TASK TO COMPLETE: No images are to be carried over; print all other material exactly as it stands.
-.-.-
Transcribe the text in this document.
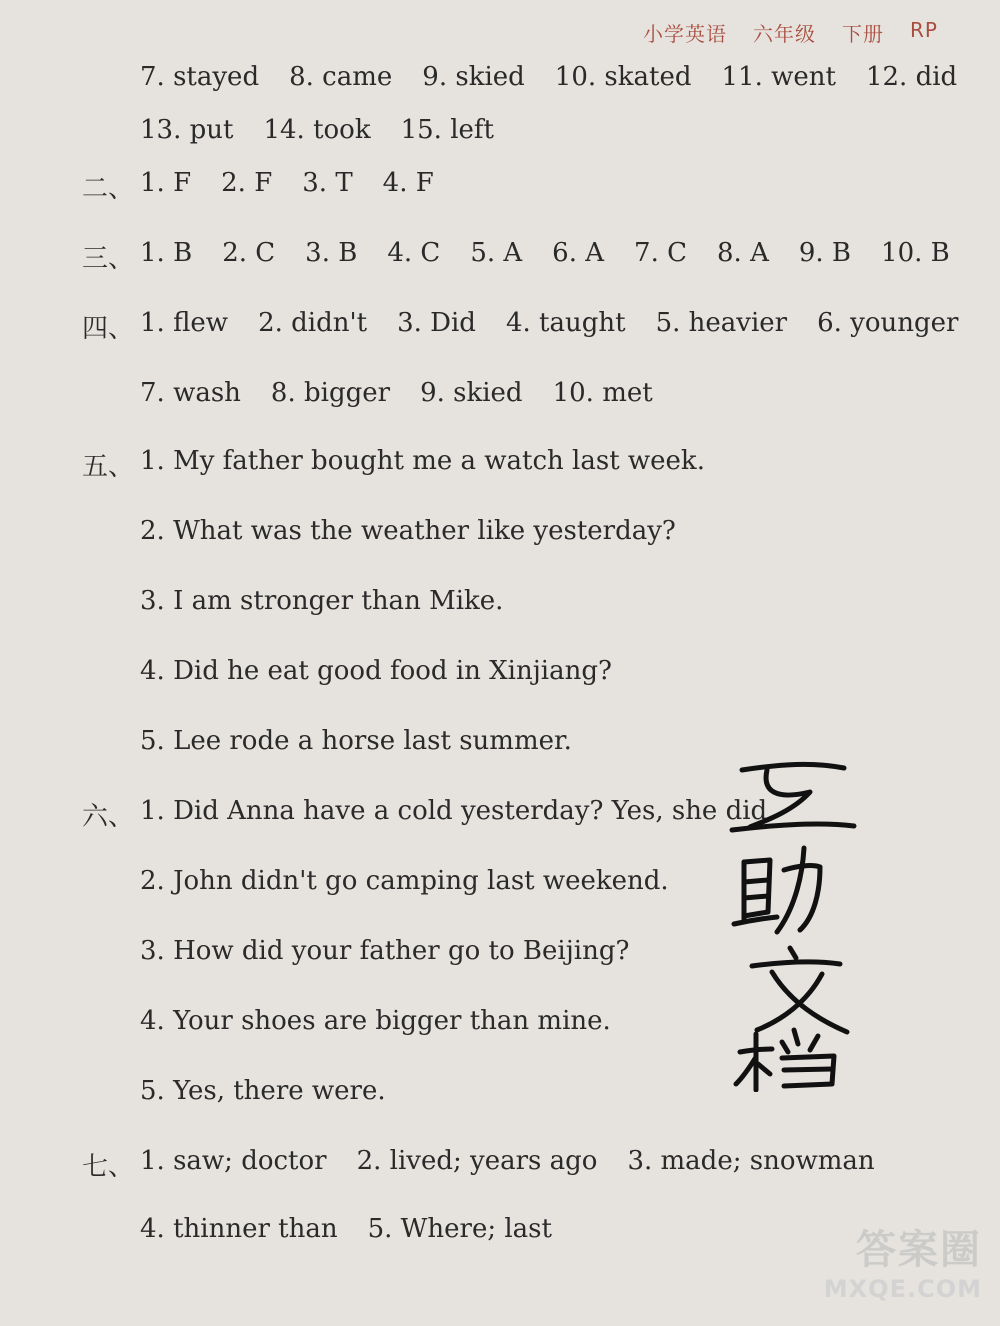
小学英语 六年级 下册 RP
7. stayed 8. came 9. skied 10. skated 11. went 12. did
13. put 14. took 15. left
二、 1. F 2. F 3. T 4. F
三、 1. B 2. C 3. B 4. C 5. A 6. A 7. C 8. A 9. B 10. B
四、 1. flew 2. didn't 3. Did 4. taught 5. heavier 6. younger
7. wash 8. bigger 9. skied 10. met
五、 1. My father bought me a watch last week.
2. What was the weather like yesterday?
3. I am stronger than Mike.
4. Did he eat good food in Xinjiang?
5. Lee rode a horse last summer.
六、 1. Did Anna have a cold yesterday? Yes, she did.
2. John didn't go camping last weekend.
3. How did your father go to Beijing?
4. Your shoes are bigger than mine.
5. Yes, there were.
七、 1. saw; doctor 2. lived; years ago 3. made; snowman
4. thinner than 5. Where; last	答案圈
MXQE.COM
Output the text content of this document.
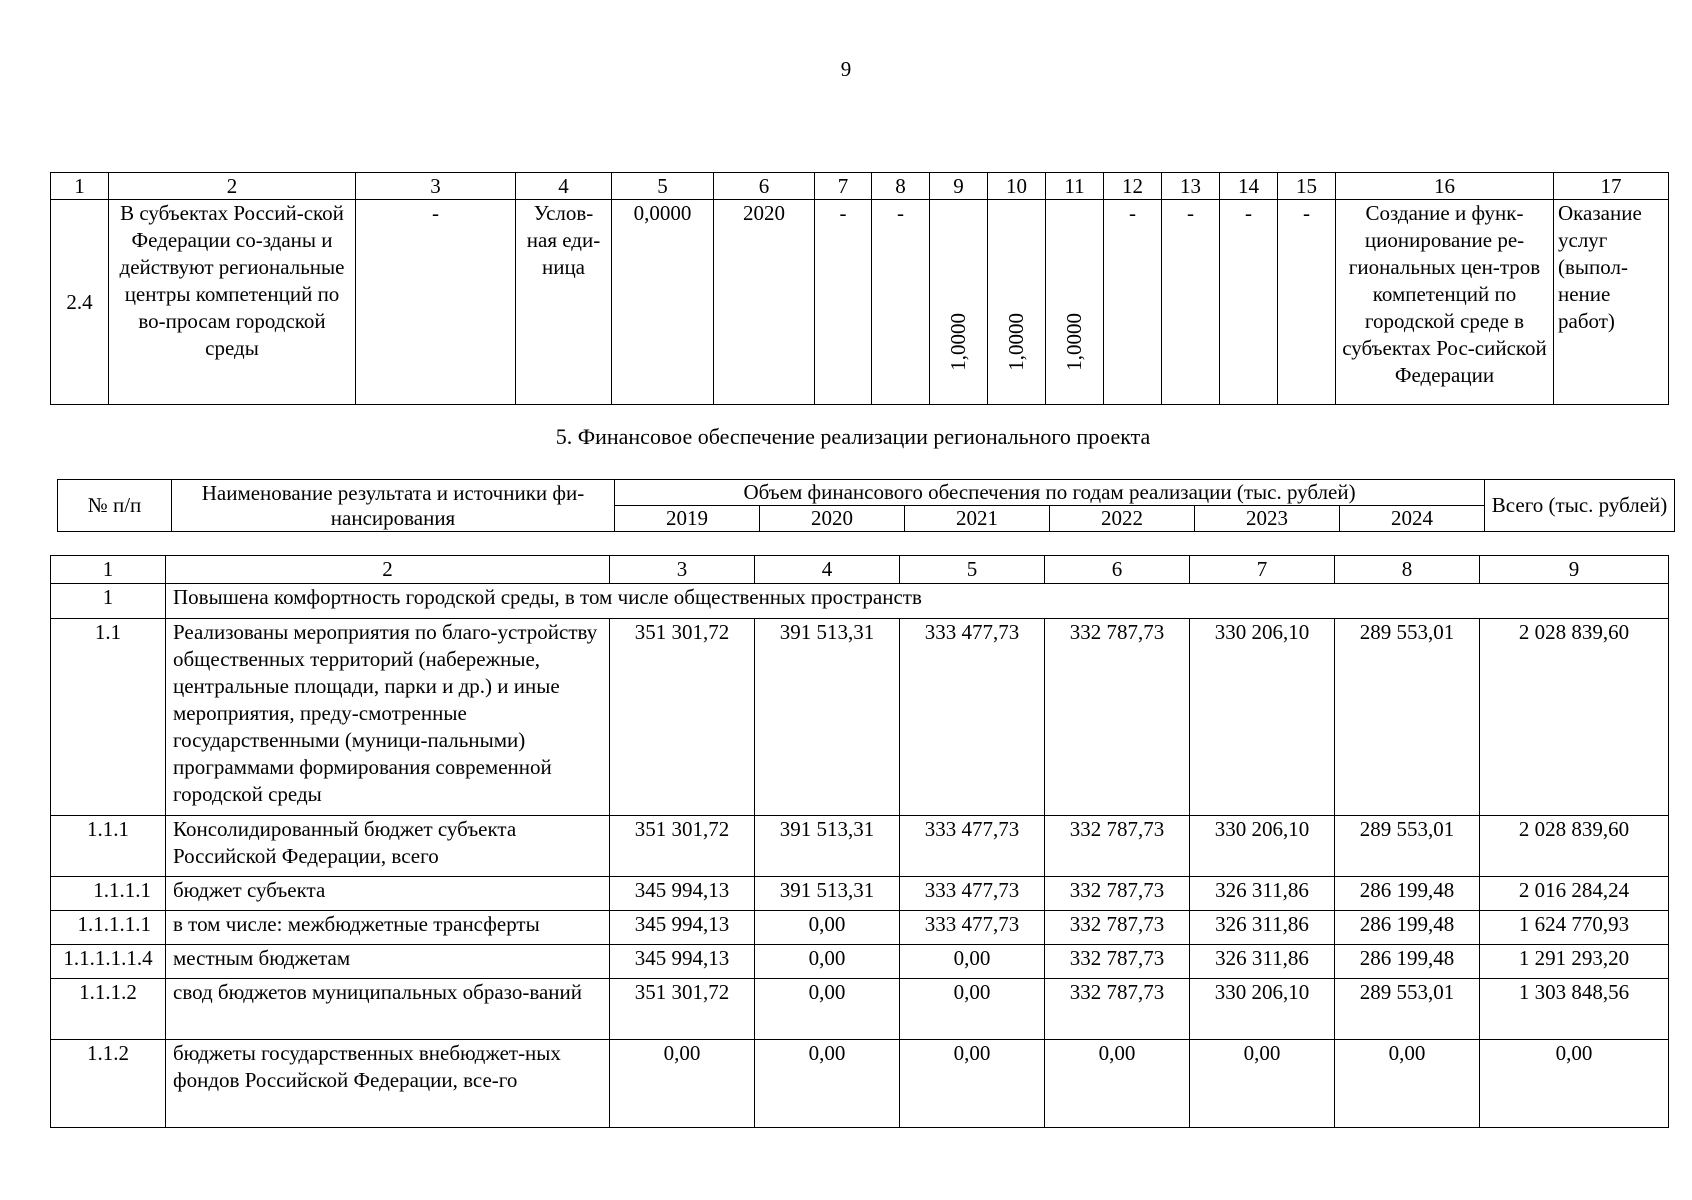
9
1	2	3	4	5	6	7	8	9	10	11	12	13	14	15	16	17
2.4	В субъектах Россий-ской Федерации со-зданы и действуют региональные центры компетенций по во-просам городской среды	-	Услов-ная еди-ница	0,0000	2020	-	-	1,0000	1,0000	1,0000	-	-	-	-	Создание и функ-ционирование ре-гиональных цен-тров компетенций по городской среде в субъектах Рос-сийской Федерации	Оказание услуг (выпол-нение работ)
5. Финансовое обеспечение реализации регионального проекта
№ п/п	Наименование результата и источники фи-нансирования	Объем финансового обеспечения по годам реализации (тыс. рублей)						Всего (тыс. рублей)
		2019	2020	2021	2022	2023	2024	
1	2	3	4	5	6	7	8	9
1	Повышена комфортность городской среды, в том числе общественных пространств							
1.1	Реализованы мероприятия по благо-устройству общественных территорий (набережные, центральные площади, парки и др.) и иные мероприятия, преду-смотренные государственными (муници-пальными) программами формирования современной городской среды	351 301,72	391 513,31	333 477,73	332 787,73	330 206,10	289 553,01	2 028 839,60
1.1.1	Консолидированный бюджет субъекта Российской Федерации, всего	351 301,72	391 513,31	333 477,73	332 787,73	330 206,10	289 553,01	2 028 839,60
1.1.1.1	бюджет субъекта	345 994,13	391 513,31	333 477,73	332 787,73	326 311,86	286 199,48	2 016 284,24
1.1.1.1.1	в том числе: межбюджетные трансферты	345 994,13	0,00	333 477,73	332 787,73	326 311,86	286 199,48	1 624 770,93
1.1.1.1.1.4	местным бюджетам	345 994,13	0,00	0,00	332 787,73	326 311,86	286 199,48	1 291 293,20
1.1.1.2	свод бюджетов муниципальных образо-ваний	351 301,72	0,00	0,00	332 787,73	330 206,10	289 553,01	1 303 848,56
1.1.2	бюджеты государственных внебюджет-ных фондов Российской Федерации, все-го	0,00	0,00	0,00	0,00	0,00	0,00	0,00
-.-.-
FINAL RESULT:
Transcribe the text in this document.
小学英语 六年级 下册 RP
7. stayed 8. came 9. skied 10. skated 11. went 12. did
13. put 14. took 15. left
二、 1. F 2. F 3. T 4. F
三、 1. B 2. C 3. B 4. C 5. A 6. A 7. C 8. A 9. B 10. B
四、 1. flew 2. didn't 3. Did 4. taught 5. heavier 6. younger
7. wash 8. bigger 9. skied 10. met
五、 1. My father bought me a watch last week.
2. What was the weather like yesterday?
3. I am stronger than Mike.
4. Did he eat good food in Xinjiang?
5. Lee rode a horse last summer.
六、 1. Did Anna have a cold yesterday? Yes, she did.
2. John didn't go camping last weekend.
3. How did your father go to Beijing?
4. Your shoes are bigger than mine.
5. Yes, there were.
七、 1. saw; doctor 2. lived; years ago 3. made; snowman
4. thinner than 5. Where; last	答案圈
MXQE.COM
Output the text content of this document.
9
1	2	3	4	5	6	7	8	9	10	11	12	13	14	15	16	17
2.4	В субъектах Россий-ской Федерации со-зданы и действуют региональные центры компетенций по во-просам городской среды	-	Услов-ная еди-ница	0,0000	2020	-	-	1,0000	1,0000	1,0000	-	-	-	-	Создание и функ-ционирование ре-гиональных цен-тров компетенций по городской среде в субъектах Рос-сийской Федерации	Оказание услуг (выпол-нение работ)
5. Финансовое обеспечение реализации регионального проекта
№ п/п	Наименование результата и источники фи-нансирования	Объем финансового обеспечения по годам реализации (тыс. рублей)						Всего (тыс. рублей)
		2019	2020	2021	2022	2023	2024	
1	2	3	4	5	6	7	8	9
1	Повышена комфортность городской среды, в том числе общественных пространств							
1.1	Реализованы мероприятия по благо-устройству общественных территорий (набережные, центральные площади, парки и др.) и иные мероприятия, преду-смотренные государственными (муници-пальными) программами формирования современной городской среды	351 301,72	391 513,31	333 477,73	332 787,73	330 206,10	289 553,01	2 028 839,60
1.1.1	Консолидированный бюджет субъекта Российской Федерации, всего	351 301,72	391 513,31	333 477,73	332 787,73	330 206,10	289 553,01	2 028 839,60
1.1.1.1	бюджет субъекта	345 994,13	391 513,31	333 477,73	332 787,73	326 311,86	286 199,48	2 016 284,24
1.1.1.1.1	в том числе: межбюджетные трансферты	345 994,13	0,00	333 477,73	332 787,73	326 311,86	286 199,48	1 624 770,93
1.1.1.1.1.4	местным бюджетам	345 994,13	0,00	0,00	332 787,73	326 311,86	286 199,48	1 291 293,20
1.1.1.2	свод бюджетов муниципальных образо-ваний	351 301,72	0,00	0,00	332 787,73	330 206,10	289 553,01	1 303 848,56
1.1.2	бюджеты государственных внебюджет-ных фондов Российской Федерации, все-го	0,00	0,00	0,00	0,00	0,00	0,00	0,00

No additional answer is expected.